Stored entries:
____________

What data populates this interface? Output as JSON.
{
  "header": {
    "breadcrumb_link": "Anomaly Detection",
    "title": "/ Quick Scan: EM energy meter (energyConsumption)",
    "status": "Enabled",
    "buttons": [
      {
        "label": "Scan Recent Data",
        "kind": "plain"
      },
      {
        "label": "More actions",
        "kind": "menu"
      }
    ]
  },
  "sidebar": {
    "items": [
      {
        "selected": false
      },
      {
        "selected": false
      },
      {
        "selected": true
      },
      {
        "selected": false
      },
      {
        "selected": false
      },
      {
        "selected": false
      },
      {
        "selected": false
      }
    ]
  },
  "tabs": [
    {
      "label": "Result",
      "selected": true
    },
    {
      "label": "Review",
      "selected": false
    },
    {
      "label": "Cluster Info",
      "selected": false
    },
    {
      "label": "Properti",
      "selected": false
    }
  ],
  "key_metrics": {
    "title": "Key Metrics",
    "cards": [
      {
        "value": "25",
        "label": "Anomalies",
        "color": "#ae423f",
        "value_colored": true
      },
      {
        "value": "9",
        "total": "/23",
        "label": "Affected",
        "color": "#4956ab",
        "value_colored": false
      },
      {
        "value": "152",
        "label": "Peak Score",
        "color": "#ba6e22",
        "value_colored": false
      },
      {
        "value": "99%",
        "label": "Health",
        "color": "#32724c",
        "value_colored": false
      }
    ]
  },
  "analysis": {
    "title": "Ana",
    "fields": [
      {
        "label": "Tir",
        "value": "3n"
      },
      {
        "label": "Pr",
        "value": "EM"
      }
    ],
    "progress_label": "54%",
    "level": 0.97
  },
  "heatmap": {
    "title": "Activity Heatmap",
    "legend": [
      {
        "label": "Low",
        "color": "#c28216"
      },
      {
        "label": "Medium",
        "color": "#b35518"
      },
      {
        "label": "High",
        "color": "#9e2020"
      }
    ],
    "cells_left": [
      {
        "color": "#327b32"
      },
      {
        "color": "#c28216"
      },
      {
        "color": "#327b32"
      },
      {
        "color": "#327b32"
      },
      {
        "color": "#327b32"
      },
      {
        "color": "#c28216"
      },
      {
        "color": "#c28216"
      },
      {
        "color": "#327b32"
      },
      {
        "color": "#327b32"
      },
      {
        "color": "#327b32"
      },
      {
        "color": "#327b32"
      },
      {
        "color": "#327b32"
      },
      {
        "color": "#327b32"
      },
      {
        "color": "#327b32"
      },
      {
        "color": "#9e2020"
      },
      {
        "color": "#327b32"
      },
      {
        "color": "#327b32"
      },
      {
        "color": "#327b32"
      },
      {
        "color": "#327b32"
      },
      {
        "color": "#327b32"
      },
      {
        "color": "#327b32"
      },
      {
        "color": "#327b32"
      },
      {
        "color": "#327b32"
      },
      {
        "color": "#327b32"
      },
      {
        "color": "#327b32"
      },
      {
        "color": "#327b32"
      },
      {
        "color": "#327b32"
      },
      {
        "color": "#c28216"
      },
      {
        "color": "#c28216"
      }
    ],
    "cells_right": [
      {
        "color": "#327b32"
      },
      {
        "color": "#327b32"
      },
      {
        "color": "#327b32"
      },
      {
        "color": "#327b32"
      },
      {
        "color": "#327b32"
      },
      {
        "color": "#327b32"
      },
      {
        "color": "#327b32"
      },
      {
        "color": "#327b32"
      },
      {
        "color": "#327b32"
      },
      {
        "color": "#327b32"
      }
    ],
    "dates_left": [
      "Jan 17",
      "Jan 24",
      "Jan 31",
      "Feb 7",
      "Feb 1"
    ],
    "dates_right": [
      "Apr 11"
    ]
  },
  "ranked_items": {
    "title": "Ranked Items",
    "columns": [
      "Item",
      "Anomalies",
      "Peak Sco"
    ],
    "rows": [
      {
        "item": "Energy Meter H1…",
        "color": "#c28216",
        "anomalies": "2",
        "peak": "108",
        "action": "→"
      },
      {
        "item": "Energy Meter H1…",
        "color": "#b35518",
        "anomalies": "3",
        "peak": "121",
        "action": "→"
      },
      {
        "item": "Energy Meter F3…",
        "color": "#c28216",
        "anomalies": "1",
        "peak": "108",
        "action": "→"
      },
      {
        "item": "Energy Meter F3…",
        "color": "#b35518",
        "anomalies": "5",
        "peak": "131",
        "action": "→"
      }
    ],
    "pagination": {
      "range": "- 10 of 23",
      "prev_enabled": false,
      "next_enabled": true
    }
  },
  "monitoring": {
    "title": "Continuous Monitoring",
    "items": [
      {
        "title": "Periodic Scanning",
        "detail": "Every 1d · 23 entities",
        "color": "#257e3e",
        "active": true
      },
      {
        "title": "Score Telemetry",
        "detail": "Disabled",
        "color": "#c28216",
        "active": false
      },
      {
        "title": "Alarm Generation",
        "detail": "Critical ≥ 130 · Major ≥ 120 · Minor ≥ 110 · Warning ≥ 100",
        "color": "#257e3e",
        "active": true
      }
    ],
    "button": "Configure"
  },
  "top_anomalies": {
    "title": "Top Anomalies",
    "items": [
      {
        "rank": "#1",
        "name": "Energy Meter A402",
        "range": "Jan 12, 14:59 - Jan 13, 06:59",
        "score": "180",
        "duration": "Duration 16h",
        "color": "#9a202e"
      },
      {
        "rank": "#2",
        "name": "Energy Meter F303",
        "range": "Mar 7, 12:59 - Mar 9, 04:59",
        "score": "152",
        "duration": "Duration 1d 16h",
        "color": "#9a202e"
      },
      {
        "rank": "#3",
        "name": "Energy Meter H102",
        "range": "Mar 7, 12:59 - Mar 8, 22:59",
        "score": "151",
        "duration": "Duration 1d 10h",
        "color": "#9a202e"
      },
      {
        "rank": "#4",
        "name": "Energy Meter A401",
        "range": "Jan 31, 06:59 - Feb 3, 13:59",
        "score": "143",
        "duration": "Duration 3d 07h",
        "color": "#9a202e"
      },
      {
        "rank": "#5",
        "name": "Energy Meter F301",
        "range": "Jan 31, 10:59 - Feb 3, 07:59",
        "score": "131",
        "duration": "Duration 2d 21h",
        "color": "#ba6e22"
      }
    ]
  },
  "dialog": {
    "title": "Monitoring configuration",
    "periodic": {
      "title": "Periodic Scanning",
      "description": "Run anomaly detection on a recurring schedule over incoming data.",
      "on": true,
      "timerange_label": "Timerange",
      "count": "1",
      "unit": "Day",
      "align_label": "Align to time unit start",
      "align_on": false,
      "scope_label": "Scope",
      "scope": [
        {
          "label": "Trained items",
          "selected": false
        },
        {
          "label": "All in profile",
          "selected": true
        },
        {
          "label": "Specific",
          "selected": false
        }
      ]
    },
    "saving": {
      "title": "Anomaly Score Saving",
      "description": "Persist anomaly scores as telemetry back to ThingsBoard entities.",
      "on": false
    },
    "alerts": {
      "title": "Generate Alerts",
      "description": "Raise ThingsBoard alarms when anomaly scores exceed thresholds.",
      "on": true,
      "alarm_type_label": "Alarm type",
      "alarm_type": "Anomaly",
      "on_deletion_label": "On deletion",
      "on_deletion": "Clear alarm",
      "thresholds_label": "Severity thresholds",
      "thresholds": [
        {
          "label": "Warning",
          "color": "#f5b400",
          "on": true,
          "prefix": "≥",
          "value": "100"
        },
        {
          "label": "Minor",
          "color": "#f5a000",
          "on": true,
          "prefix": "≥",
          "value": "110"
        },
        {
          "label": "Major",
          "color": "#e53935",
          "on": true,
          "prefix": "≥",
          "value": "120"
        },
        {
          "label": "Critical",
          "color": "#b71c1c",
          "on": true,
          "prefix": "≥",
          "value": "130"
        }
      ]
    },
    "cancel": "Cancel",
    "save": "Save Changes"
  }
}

____________

**STATED GOAL**
Out of the material above, select every line that holds the string "Scanning".

**RESULT OF THIS EXERCISE**
        "title": "Periodic Scanning",
      "title": "Periodic Scanning",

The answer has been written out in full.